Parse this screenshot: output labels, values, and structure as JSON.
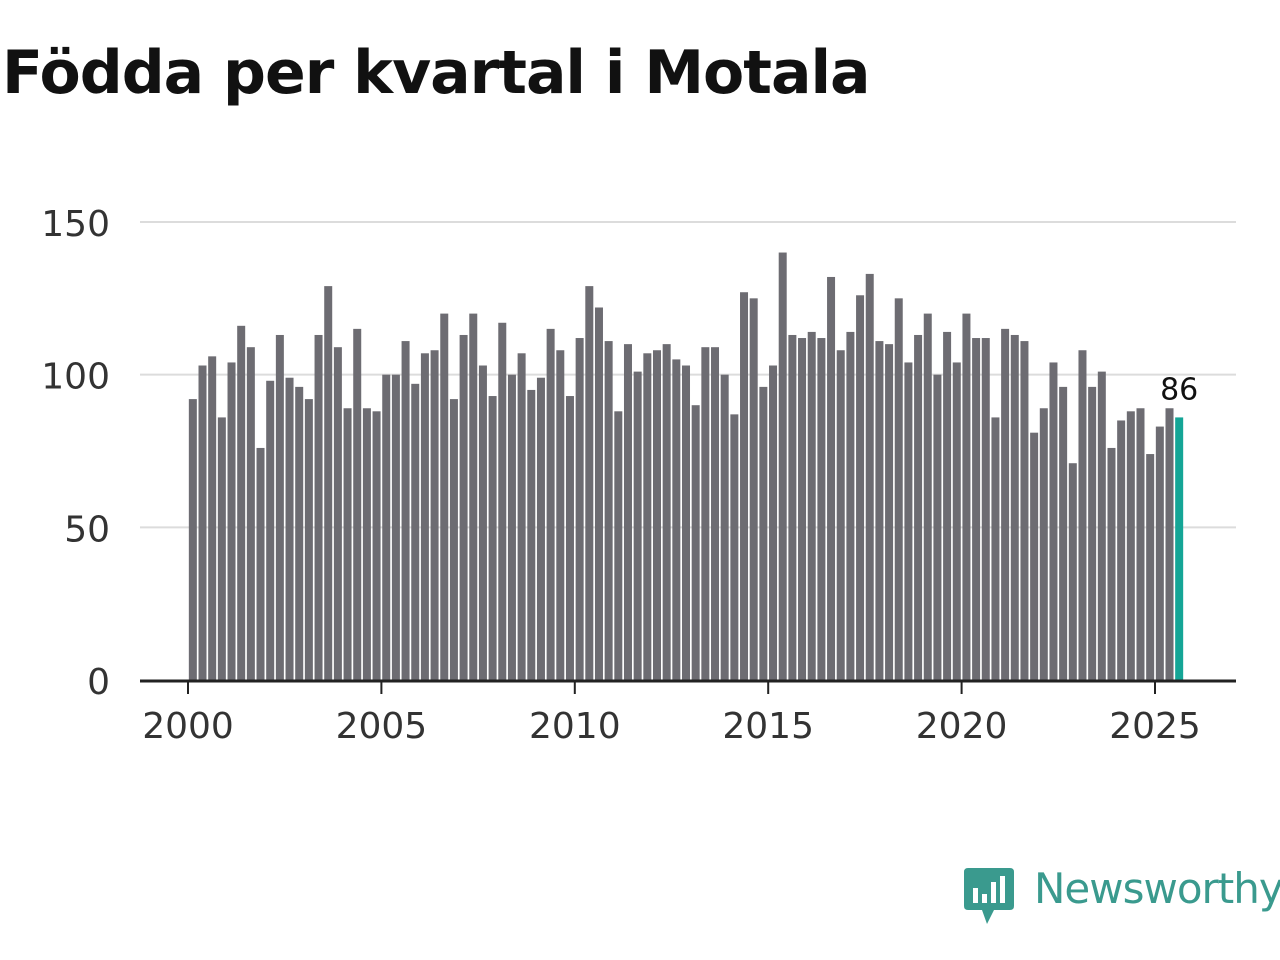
{
  "title": "Födda per kvartal i Motala",
  "brand": {
    "name": "Newsworthy",
    "icon": "newsworthy-logo-icon",
    "color": "#3a9a8e"
  },
  "chart_data": {
    "type": "bar",
    "title": "Födda per kvartal i Motala",
    "xlabel": "",
    "ylabel": "",
    "ylim": [
      0,
      150
    ],
    "yticks": [
      "0",
      "50",
      "100",
      "150"
    ],
    "xticks": [
      "2000",
      "2005",
      "2010",
      "2015",
      "2020",
      "2025"
    ],
    "grid": true,
    "bar_color": "#6d6c72",
    "highlight_color": "#14a596",
    "start_year": 2000,
    "series": [
      {
        "name": "Födda",
        "values": [
          92,
          103,
          106,
          86,
          104,
          116,
          109,
          76,
          98,
          113,
          99,
          96,
          92,
          113,
          129,
          109,
          89,
          115,
          89,
          88,
          100,
          100,
          111,
          97,
          107,
          108,
          120,
          92,
          113,
          120,
          103,
          93,
          117,
          100,
          107,
          95,
          99,
          115,
          108,
          93,
          112,
          129,
          122,
          111,
          88,
          110,
          101,
          107,
          108,
          110,
          105,
          103,
          90,
          109,
          109,
          100,
          87,
          127,
          125,
          96,
          103,
          140,
          113,
          112,
          114,
          112,
          132,
          108,
          114,
          126,
          133,
          111,
          110,
          125,
          104,
          113,
          120,
          100,
          114,
          104,
          120,
          112,
          112,
          86,
          115,
          113,
          111,
          81,
          89,
          104,
          96,
          71,
          108,
          96,
          101,
          76,
          85,
          88,
          89,
          74,
          83,
          89,
          86
        ]
      }
    ],
    "highlight_label": "86"
  }
}
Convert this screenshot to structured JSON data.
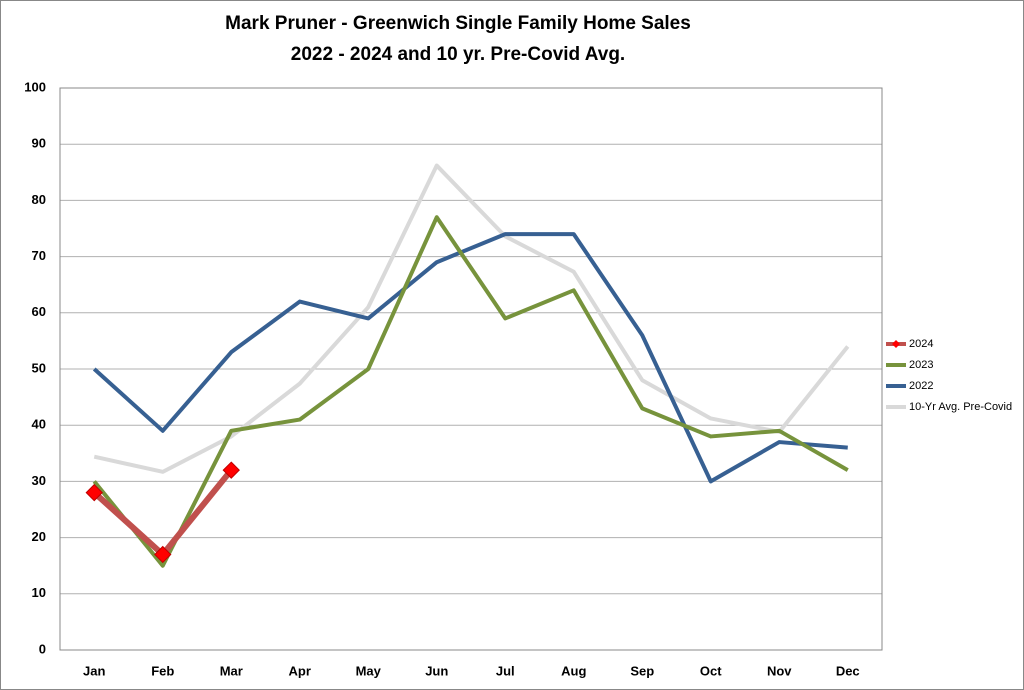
{
  "chart_data": {
    "type": "line",
    "title": [
      "Mark Pruner - Greenwich Single Family Home Sales",
      "2022 - 2024 and 10 yr. Pre-Covid Avg."
    ],
    "categories": [
      "Jan",
      "Feb",
      "Mar",
      "Apr",
      "May",
      "Jun",
      "Jul",
      "Aug",
      "Sep",
      "Oct",
      "Nov",
      "Dec"
    ],
    "series": [
      {
        "name": "2024",
        "color": "#c0504d",
        "marker": "diamond",
        "values": [
          28,
          17,
          32,
          null,
          null,
          null,
          null,
          null,
          null,
          null,
          null,
          null
        ]
      },
      {
        "name": "2023",
        "color": "#77933c",
        "values": [
          30,
          15,
          39,
          41,
          50,
          77,
          59,
          64,
          43,
          38,
          39,
          32
        ]
      },
      {
        "name": "2022",
        "color": "#376092",
        "values": [
          50,
          39,
          53,
          62,
          59,
          69,
          74,
          74,
          56,
          30,
          37,
          36
        ]
      },
      {
        "name": "10-Yr Avg. Pre-Covid",
        "color": "#d9d9d9",
        "values": [
          34.4,
          31.7,
          38,
          47.4,
          61,
          86.2,
          73.6,
          67.3,
          48,
          41.2,
          38.8,
          54
        ]
      }
    ],
    "ylim": [
      0,
      100
    ],
    "yticks": [
      0,
      10,
      20,
      30,
      40,
      50,
      60,
      70,
      80,
      90,
      100
    ],
    "grid": true,
    "legend": "right"
  }
}
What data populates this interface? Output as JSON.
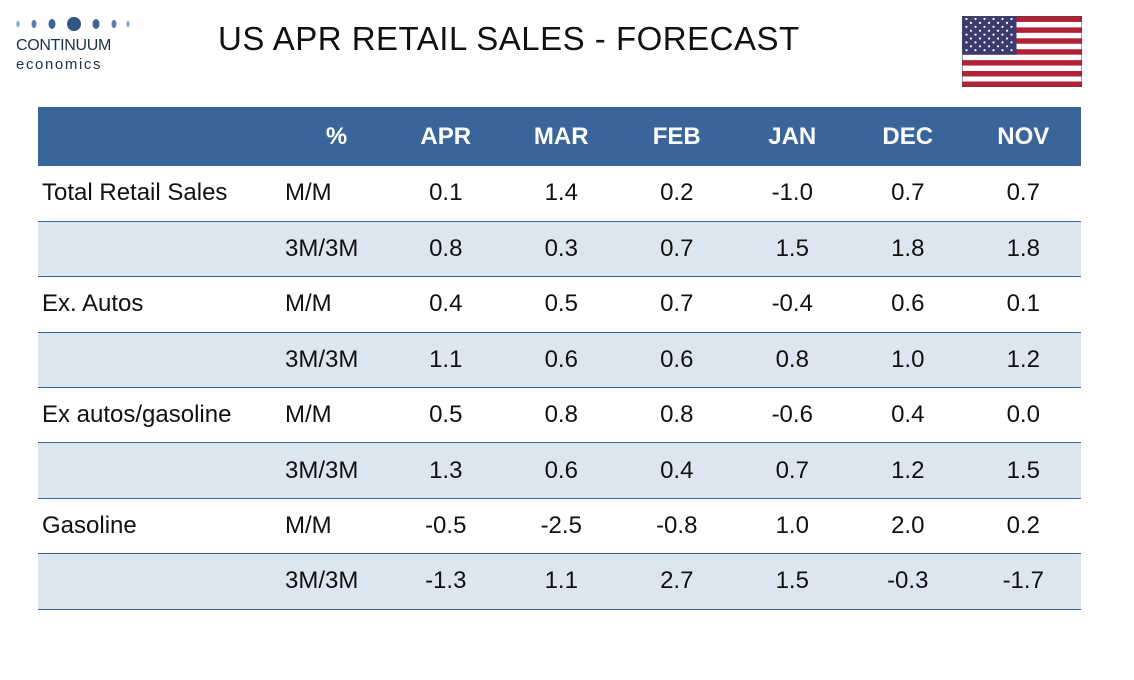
{
  "brand": {
    "name": "CONTINUUM",
    "sub": "economics"
  },
  "title": "US APR RETAIL SALES - FORECAST",
  "flag_icon": "us-flag-icon",
  "colors": {
    "header_bg": "#3a659a",
    "shaded_row": "#dce6f1",
    "brand": "#1d2f4f"
  },
  "table": {
    "headers": [
      "",
      "%",
      "APR",
      "MAR",
      "FEB",
      "JAN",
      "DEC",
      "NOV"
    ],
    "rows": [
      {
        "label": "Total Retail Sales",
        "unit": "M/M",
        "values": [
          "0.1",
          "1.4",
          "0.2",
          "-1.0",
          "0.7",
          "0.7"
        ]
      },
      {
        "label": "",
        "unit": "3M/3M",
        "values": [
          "0.8",
          "0.3",
          "0.7",
          "1.5",
          "1.8",
          "1.8"
        ]
      },
      {
        "label": "Ex. Autos",
        "unit": "M/M",
        "values": [
          "0.4",
          "0.5",
          "0.7",
          "-0.4",
          "0.6",
          "0.1"
        ]
      },
      {
        "label": "",
        "unit": "3M/3M",
        "values": [
          "1.1",
          "0.6",
          "0.6",
          "0.8",
          "1.0",
          "1.2"
        ]
      },
      {
        "label": "Ex autos/gasoline",
        "unit": "M/M",
        "values": [
          "0.5",
          "0.8",
          "0.8",
          "-0.6",
          "0.4",
          "0.0"
        ]
      },
      {
        "label": "",
        "unit": "3M/3M",
        "values": [
          "1.3",
          "0.6",
          "0.4",
          "0.7",
          "1.2",
          "1.5"
        ]
      },
      {
        "label": "Gasoline",
        "unit": "M/M",
        "values": [
          "-0.5",
          "-2.5",
          "-0.8",
          "1.0",
          "2.0",
          "0.2"
        ]
      },
      {
        "label": "",
        "unit": "3M/3M",
        "values": [
          "-1.3",
          "1.1",
          "2.7",
          "1.5",
          "-0.3",
          "-1.7"
        ]
      }
    ]
  }
}
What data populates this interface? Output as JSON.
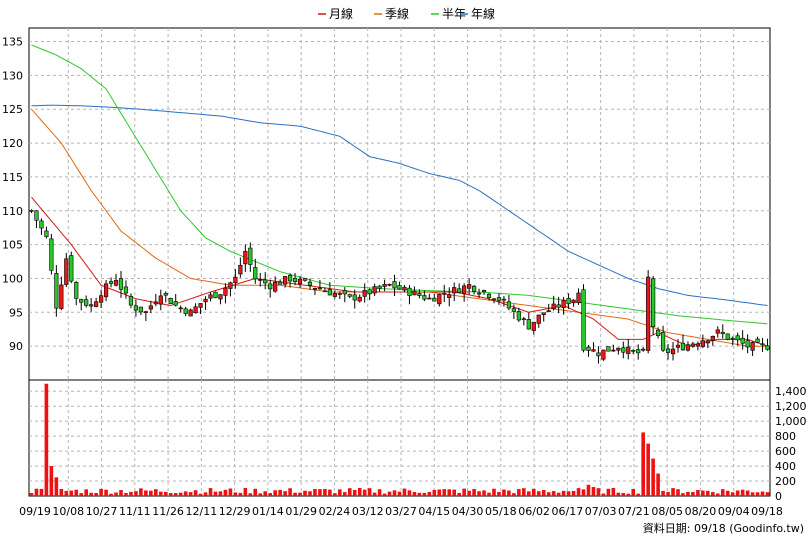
{
  "chart_data": {
    "type": "candlestick",
    "legend": [
      {
        "label": "月線",
        "color": "#d11a1a"
      },
      {
        "label": "季線",
        "color": "#e06a12"
      },
      {
        "label": "半年",
        "color": "#2ec82e"
      },
      {
        "label": "年線",
        "color": "#2a6fc4"
      }
    ],
    "price_axis": {
      "min": 85,
      "max": 137,
      "ticks": [
        90,
        95,
        100,
        105,
        110,
        115,
        120,
        125,
        130,
        135
      ]
    },
    "volume_axis": {
      "min": 0,
      "max": 1550,
      "ticks": [
        "0",
        "200",
        "400",
        "600",
        "800",
        "1,000",
        "1,200",
        "1,400"
      ]
    },
    "x_labels": [
      "09/19",
      "10/08",
      "10/27",
      "11/11",
      "11/26",
      "12/11",
      "12/29",
      "01/14",
      "01/29",
      "02/24",
      "03/12",
      "03/27",
      "04/15",
      "04/30",
      "05/18",
      "06/02",
      "06/17",
      "07/03",
      "07/21",
      "08/05",
      "08/20",
      "09/04",
      "09/18"
    ],
    "close_anchors": [
      [
        0,
        110
      ],
      [
        3,
        106
      ],
      [
        5,
        96
      ],
      [
        7,
        103
      ],
      [
        9,
        97
      ],
      [
        12,
        96
      ],
      [
        14,
        98
      ],
      [
        17,
        100
      ],
      [
        20,
        96
      ],
      [
        23,
        95
      ],
      [
        26,
        98
      ],
      [
        29,
        96
      ],
      [
        32,
        95
      ],
      [
        35,
        97
      ],
      [
        38,
        98
      ],
      [
        41,
        100
      ],
      [
        43,
        104
      ],
      [
        45,
        100
      ],
      [
        48,
        99
      ],
      [
        52,
        100
      ],
      [
        56,
        99
      ],
      [
        60,
        98
      ],
      [
        64,
        97
      ],
      [
        68,
        98
      ],
      [
        72,
        99
      ],
      [
        76,
        98
      ],
      [
        80,
        97
      ],
      [
        84,
        98
      ],
      [
        88,
        99
      ],
      [
        91,
        98
      ],
      [
        94,
        97
      ],
      [
        97,
        95
      ],
      [
        100,
        93
      ],
      [
        103,
        95
      ],
      [
        106,
        96
      ],
      [
        109,
        97
      ],
      [
        110,
        98
      ],
      [
        111,
        90
      ],
      [
        114,
        89
      ],
      [
        118,
        90
      ],
      [
        121,
        89
      ],
      [
        123,
        89
      ],
      [
        124,
        100
      ],
      [
        125,
        93
      ],
      [
        127,
        89
      ],
      [
        131,
        90
      ],
      [
        135,
        91
      ],
      [
        138,
        92
      ],
      [
        141,
        91
      ],
      [
        144,
        90
      ],
      [
        148,
        90
      ]
    ],
    "ma_month": [
      [
        0,
        112
      ],
      [
        8,
        105
      ],
      [
        14,
        99
      ],
      [
        21,
        97
      ],
      [
        28,
        96
      ],
      [
        36,
        98
      ],
      [
        45,
        100
      ],
      [
        55,
        99
      ],
      [
        65,
        98
      ],
      [
        75,
        98
      ],
      [
        85,
        98
      ],
      [
        92,
        97
      ],
      [
        100,
        95
      ],
      [
        107,
        96
      ],
      [
        113,
        94
      ],
      [
        118,
        91
      ],
      [
        123,
        91
      ],
      [
        126,
        92
      ],
      [
        132,
        90
      ],
      [
        138,
        91
      ],
      [
        144,
        91
      ],
      [
        148,
        90
      ]
    ],
    "ma_quarter": [
      [
        0,
        125
      ],
      [
        6,
        120
      ],
      [
        12,
        113
      ],
      [
        18,
        107
      ],
      [
        25,
        103
      ],
      [
        32,
        100
      ],
      [
        40,
        99
      ],
      [
        50,
        99
      ],
      [
        60,
        98
      ],
      [
        70,
        98
      ],
      [
        80,
        98
      ],
      [
        90,
        97
      ],
      [
        100,
        96
      ],
      [
        110,
        95
      ],
      [
        120,
        94
      ],
      [
        128,
        92
      ],
      [
        136,
        91
      ],
      [
        144,
        90
      ],
      [
        148,
        90
      ]
    ],
    "ma_half": [
      [
        0,
        134.5
      ],
      [
        5,
        133
      ],
      [
        10,
        131
      ],
      [
        15,
        128
      ],
      [
        20,
        122
      ],
      [
        25,
        116
      ],
      [
        30,
        110
      ],
      [
        35,
        106
      ],
      [
        40,
        104
      ],
      [
        50,
        101
      ],
      [
        60,
        99
      ],
      [
        70,
        98.5
      ],
      [
        80,
        98.2
      ],
      [
        90,
        98
      ],
      [
        100,
        97.5
      ],
      [
        110,
        96.5
      ],
      [
        120,
        95.5
      ],
      [
        130,
        94.5
      ],
      [
        140,
        93.8
      ],
      [
        148,
        93.3
      ]
    ],
    "ma_year": [
      [
        0,
        125.5
      ],
      [
        4,
        125.6
      ],
      [
        10,
        125.5
      ],
      [
        16,
        125.3
      ],
      [
        22,
        125
      ],
      [
        30,
        124.5
      ],
      [
        38,
        124
      ],
      [
        46,
        123
      ],
      [
        54,
        122.5
      ],
      [
        62,
        121
      ],
      [
        68,
        118
      ],
      [
        74,
        117
      ],
      [
        80,
        115.5
      ],
      [
        86,
        114.5
      ],
      [
        90,
        113
      ],
      [
        96,
        110
      ],
      [
        102,
        107
      ],
      [
        108,
        104
      ],
      [
        114,
        102
      ],
      [
        120,
        100
      ],
      [
        126,
        98.5
      ],
      [
        132,
        97.5
      ],
      [
        140,
        96.8
      ],
      [
        148,
        96
      ]
    ],
    "volume_spikes": [
      [
        3,
        1500
      ],
      [
        4,
        400
      ],
      [
        5,
        250
      ],
      [
        123,
        850
      ],
      [
        124,
        700
      ],
      [
        125,
        500
      ],
      [
        126,
        300
      ],
      [
        112,
        150
      ],
      [
        113,
        120
      ]
    ],
    "bars": 149
  },
  "footer": "資料日期: 09/18 (Goodinfo.tw)"
}
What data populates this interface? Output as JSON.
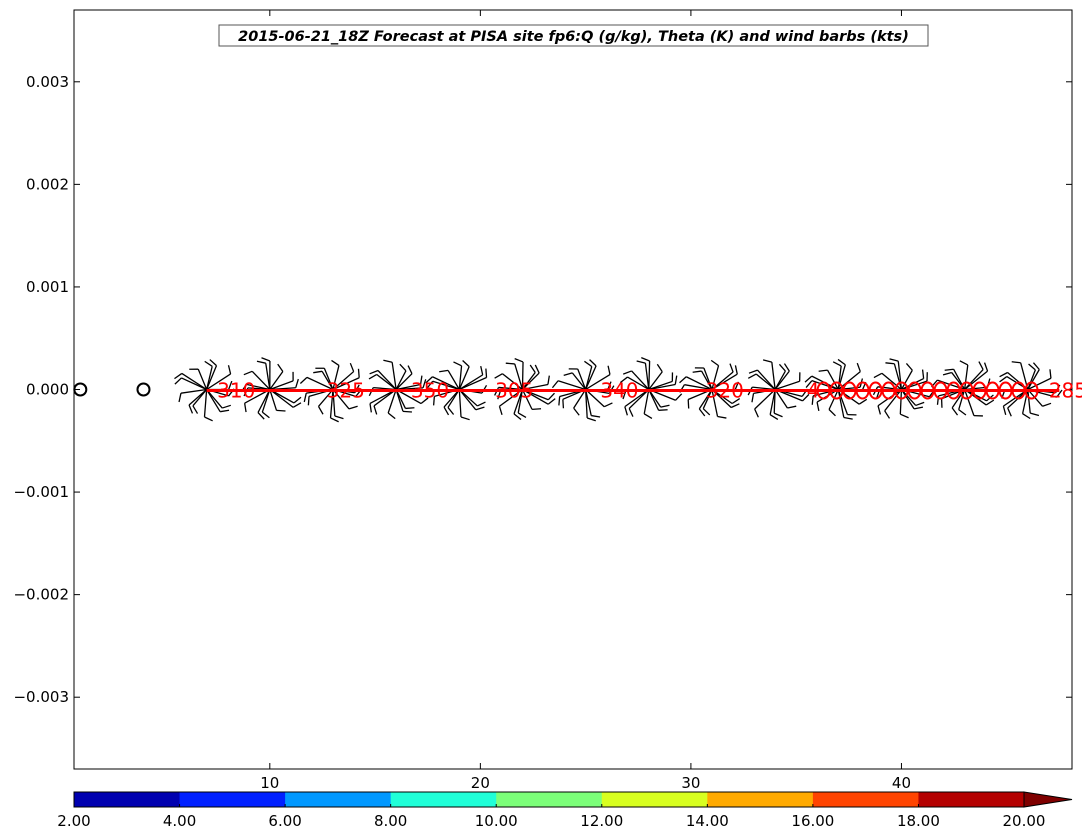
{
  "chart_data": {
    "type": "scatter",
    "title": "2015-06-21_18Z Forecast at PISA site fp6:Q (g/kg), Theta (K) and wind barbs (kts)",
    "xlim": [
      0.7,
      48.1
    ],
    "ylim": [
      -0.0037,
      0.0037
    ],
    "x_ticks": [
      10,
      20,
      30,
      40
    ],
    "x_tick_labels": [
      "10",
      "20",
      "30",
      "40"
    ],
    "y_ticks": [
      0.003,
      0.002,
      0.001,
      0.0,
      -0.001,
      -0.002,
      -0.003
    ],
    "y_tick_labels": [
      "0.003",
      "0.002",
      "0.001",
      "0.000",
      "−0.001",
      "−0.002",
      "−0.003"
    ],
    "humidity_markers": [
      {
        "x": 1.0,
        "y": 0.0
      },
      {
        "x": 4.0,
        "y": 0.0
      }
    ],
    "theta_line": {
      "color": "#ff0000",
      "x": [
        7,
        47.5
      ],
      "y": [
        0.0,
        0.0
      ]
    },
    "theta_labels": [
      {
        "x": 7.5,
        "y": 0.0,
        "text": "310"
      },
      {
        "x": 12.7,
        "y": 0.0,
        "text": "325"
      },
      {
        "x": 16.7,
        "y": 0.0,
        "text": "350"
      },
      {
        "x": 20.7,
        "y": 0.0,
        "text": "305"
      },
      {
        "x": 25.7,
        "y": 0.0,
        "text": "340"
      },
      {
        "x": 30.7,
        "y": 0.0,
        "text": "320"
      },
      {
        "x": 35.5,
        "y": 0.0,
        "text": "4"
      },
      {
        "x": 47.0,
        "y": 0.0,
        "text": "285"
      }
    ],
    "theta_label_cluster": {
      "x_start": 36.3,
      "x_end": 46.6,
      "y": 0.0
    },
    "wind_barb_stations": [
      7,
      10,
      13,
      16,
      19,
      22,
      25,
      28,
      31,
      34,
      37,
      40,
      43,
      46
    ],
    "colorbar": {
      "levels": [
        "2.00",
        "4.00",
        "6.00",
        "8.00",
        "10.00",
        "12.00",
        "14.00",
        "16.00",
        "18.00",
        "20.00"
      ],
      "colors": [
        "#0000b0",
        "#0020ff",
        "#0098ff",
        "#20ffd8",
        "#7cff79",
        "#d8ff20",
        "#ffaa00",
        "#ff4400",
        "#b40000",
        "#7f0000"
      ],
      "extend": "max"
    }
  }
}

-*-*-

**PROBLEM**
Look through the lines above and collect those with the word "Motala".

**ANSWER TO THIS EXERCISE**
  "title": "Födda per kvartal i Motala",
    "title": "Födda per kvartal i Motala",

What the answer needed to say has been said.